Gerakan PAACLA menjadi penting sekaligus membantah tudingan. Mempromosikan fakta sebenarnya. Juga menjadi benteng supaya proses tradisi, edukasi dan regenerasi dilakukan dengan tepat dan tidak terjebak. Perlu dipastikan dengan tetap mengutamakan masa depan anak melalui pendidikan dan memenuhi hak anak lainnya.
‘Jebakan pekerja anak’ masih menjadi pekerjaan rumah dunia. Data organisasi buruh dunia ILO, menyebutkan bahwa wilayah perdesaan (pertanian) sangat rentan dengan ‘jebakan pekerja anak’. Data ILO 2021, sebanyak 76.7% pekerja anak berada di perdesaan (rural). Dan 72.1% berada dalam aktivitas ekonomi keluarga (family work). Penyebab utama adalah faktor ekonomi atau kemiskinan. Ditambah minim pengetahuan dan infrastruktur di perdesaan. Kabar baiknya, terjadi penurunan jumlah pekerja anak dunia. Tahun 2000 tercatat 245.5 juta dan turun menjadi 160 juta tahun 2020 (ILO, 2021).

Catatan Hasil Ekstraksi:

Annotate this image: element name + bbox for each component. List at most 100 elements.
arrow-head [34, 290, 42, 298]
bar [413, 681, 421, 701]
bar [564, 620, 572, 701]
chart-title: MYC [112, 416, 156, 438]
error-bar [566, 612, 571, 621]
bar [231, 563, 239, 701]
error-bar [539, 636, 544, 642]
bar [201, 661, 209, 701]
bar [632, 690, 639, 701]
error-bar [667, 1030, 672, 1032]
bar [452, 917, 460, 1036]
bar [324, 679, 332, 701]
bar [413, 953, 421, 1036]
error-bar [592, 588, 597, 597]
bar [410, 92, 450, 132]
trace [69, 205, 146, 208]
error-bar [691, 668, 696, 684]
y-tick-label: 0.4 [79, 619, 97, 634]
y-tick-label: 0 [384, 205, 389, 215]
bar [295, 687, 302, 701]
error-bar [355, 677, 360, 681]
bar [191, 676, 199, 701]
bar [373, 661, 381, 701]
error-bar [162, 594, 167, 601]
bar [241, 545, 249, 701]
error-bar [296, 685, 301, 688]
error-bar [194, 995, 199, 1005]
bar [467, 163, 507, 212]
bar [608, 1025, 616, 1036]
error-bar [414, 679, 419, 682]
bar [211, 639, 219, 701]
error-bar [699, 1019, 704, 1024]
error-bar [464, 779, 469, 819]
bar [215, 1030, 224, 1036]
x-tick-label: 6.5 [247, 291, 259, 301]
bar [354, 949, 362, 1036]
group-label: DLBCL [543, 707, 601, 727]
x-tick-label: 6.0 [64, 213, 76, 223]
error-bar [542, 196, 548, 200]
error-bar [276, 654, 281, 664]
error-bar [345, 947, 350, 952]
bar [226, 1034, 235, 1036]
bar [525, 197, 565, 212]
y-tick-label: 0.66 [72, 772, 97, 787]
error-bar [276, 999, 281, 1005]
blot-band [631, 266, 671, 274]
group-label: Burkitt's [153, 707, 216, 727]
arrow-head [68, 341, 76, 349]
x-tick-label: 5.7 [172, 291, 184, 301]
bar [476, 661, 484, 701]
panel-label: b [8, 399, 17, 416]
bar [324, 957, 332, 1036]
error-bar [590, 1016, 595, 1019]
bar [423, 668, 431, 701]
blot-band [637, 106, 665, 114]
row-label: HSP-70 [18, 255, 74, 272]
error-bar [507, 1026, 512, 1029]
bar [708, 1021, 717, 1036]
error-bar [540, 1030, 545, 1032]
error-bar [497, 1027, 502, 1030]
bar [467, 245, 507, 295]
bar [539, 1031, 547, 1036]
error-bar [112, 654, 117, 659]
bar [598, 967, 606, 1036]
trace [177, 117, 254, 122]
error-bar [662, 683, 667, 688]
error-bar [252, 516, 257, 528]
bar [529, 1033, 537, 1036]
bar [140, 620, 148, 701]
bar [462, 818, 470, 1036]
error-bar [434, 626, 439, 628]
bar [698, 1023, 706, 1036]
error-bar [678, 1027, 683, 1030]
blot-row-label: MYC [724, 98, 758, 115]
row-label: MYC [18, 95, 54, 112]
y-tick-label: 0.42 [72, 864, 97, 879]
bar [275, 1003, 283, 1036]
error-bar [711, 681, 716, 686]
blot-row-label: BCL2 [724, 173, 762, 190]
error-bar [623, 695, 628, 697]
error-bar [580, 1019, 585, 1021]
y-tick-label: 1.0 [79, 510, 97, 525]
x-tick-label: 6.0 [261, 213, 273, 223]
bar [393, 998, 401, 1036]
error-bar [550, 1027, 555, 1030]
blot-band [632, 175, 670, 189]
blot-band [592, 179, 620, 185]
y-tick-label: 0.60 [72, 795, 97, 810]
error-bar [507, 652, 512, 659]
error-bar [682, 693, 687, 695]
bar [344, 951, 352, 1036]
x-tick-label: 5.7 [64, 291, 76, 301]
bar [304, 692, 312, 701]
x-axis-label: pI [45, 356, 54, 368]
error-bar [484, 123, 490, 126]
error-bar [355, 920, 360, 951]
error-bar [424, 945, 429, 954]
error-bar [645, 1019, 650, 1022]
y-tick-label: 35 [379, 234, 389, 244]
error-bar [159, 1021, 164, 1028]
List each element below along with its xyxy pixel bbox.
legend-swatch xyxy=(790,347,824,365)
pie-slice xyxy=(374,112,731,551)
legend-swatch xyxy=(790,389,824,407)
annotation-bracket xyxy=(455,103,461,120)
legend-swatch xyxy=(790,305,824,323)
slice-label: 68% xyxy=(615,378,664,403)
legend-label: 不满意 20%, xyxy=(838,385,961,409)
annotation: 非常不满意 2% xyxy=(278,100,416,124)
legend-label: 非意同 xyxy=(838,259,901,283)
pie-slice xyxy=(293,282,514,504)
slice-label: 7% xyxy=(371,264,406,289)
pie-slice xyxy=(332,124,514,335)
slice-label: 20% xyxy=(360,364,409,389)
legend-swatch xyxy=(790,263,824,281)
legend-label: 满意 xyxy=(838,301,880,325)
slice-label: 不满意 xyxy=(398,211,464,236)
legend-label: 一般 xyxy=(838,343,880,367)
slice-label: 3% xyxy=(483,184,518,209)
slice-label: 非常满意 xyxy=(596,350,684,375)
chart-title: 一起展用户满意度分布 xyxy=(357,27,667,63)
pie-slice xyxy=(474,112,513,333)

Soal:
Jawab berdasarkan teks tentang pekerja anak:
1. Selain membantah tudingan, apa yang dipromosikan gerakan PAACLA?
2. Menurut data ILO 2021, berapa persen pekerja anak berada di perdesaan?
3. Berapa jumlah pekerja anak dunia pada tahun 2000 dan pada tahun 2020?
Catatan tersebut tidak diperlukan.

Jawaban Tertulis:
1. Fakta sebenarnya.
2. 76.7%.
3. 245.5 juta pada tahun 2000 dan 160 juta pada tahun 2020.